WORK REQUIRED - From the line containing "Extract all readable text from this page." to the end of the listing, write out every line exactly; leave out everything else.
[start RECORDS PROVIDED]
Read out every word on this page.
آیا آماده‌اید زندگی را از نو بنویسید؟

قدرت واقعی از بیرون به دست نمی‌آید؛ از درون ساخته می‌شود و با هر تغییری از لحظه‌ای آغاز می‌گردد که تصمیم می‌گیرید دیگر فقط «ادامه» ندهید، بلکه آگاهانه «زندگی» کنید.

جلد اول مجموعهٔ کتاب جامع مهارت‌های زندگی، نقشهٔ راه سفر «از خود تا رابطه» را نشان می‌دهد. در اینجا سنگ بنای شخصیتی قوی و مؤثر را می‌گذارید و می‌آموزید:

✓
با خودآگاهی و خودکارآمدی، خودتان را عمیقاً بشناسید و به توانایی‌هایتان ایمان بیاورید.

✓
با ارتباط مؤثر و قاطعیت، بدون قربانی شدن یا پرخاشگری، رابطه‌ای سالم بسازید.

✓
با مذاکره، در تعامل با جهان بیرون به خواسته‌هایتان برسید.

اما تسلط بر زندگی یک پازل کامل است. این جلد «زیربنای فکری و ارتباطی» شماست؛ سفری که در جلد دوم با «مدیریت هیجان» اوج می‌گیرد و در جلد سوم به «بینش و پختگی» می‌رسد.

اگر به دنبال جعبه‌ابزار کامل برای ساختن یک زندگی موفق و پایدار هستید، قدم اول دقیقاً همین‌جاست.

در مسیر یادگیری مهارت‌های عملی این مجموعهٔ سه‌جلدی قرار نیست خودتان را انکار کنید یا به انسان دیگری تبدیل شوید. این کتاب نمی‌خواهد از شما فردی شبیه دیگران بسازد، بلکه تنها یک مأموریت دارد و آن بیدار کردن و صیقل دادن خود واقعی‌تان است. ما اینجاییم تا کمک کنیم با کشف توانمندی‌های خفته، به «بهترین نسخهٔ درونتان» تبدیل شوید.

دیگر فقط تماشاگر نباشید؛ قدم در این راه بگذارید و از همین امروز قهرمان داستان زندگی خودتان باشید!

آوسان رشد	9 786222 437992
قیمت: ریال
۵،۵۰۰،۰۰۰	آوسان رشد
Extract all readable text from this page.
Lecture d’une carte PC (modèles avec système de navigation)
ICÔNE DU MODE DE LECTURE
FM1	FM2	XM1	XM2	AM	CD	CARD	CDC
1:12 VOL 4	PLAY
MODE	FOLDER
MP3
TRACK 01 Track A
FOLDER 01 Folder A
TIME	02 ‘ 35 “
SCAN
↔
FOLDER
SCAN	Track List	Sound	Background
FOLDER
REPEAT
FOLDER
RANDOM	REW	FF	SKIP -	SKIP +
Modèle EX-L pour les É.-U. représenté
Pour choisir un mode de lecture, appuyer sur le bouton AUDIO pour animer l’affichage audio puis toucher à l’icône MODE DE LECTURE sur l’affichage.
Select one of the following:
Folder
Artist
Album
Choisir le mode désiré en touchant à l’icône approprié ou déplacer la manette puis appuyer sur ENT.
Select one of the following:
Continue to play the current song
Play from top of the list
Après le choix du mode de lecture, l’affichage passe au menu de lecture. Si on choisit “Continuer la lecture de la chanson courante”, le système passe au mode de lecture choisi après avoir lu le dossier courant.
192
[end RECORDS PROVIDED]
RESULT OF THIS EXERCISE -
Extract all readable text from this page.
Lecture d’une carte PC (modèles avec système de navigation)
ICÔNE DU MODE DE LECTURE
FM1	FM2	XM1	XM2	AM	CD	CARD	CDC
1:12 VOL 4	PLAY
MODE	FOLDER
MP3
TRACK 01 Track A
FOLDER 01 Folder A
TIME	02 ‘ 35 “
SCAN
↔
FOLDER
SCAN	Track List	Sound	Background
FOLDER
REPEAT
FOLDER
RANDOM	REW	FF	SKIP -	SKIP +
Modèle EX-L pour les É.-U. représenté
Pour choisir un mode de lecture, appuyer sur le bouton AUDIO pour animer l’affichage audio puis toucher à l’icône MODE DE LECTURE sur l’affichage.
Select one of the following:
Folder
Artist
Album
Choisir le mode désiré en touchant à l’icône approprié ou déplacer la manette puis appuyer sur ENT.
Select one of the following:
Continue to play the current song
Play from top of the list
Après le choix du mode de lecture, l’affichage passe au menu de lecture. Si on choisit “Continuer la lecture de la chanson courante”, le système passe au mode de lecture choisi après avoir lu le dossier courant.
192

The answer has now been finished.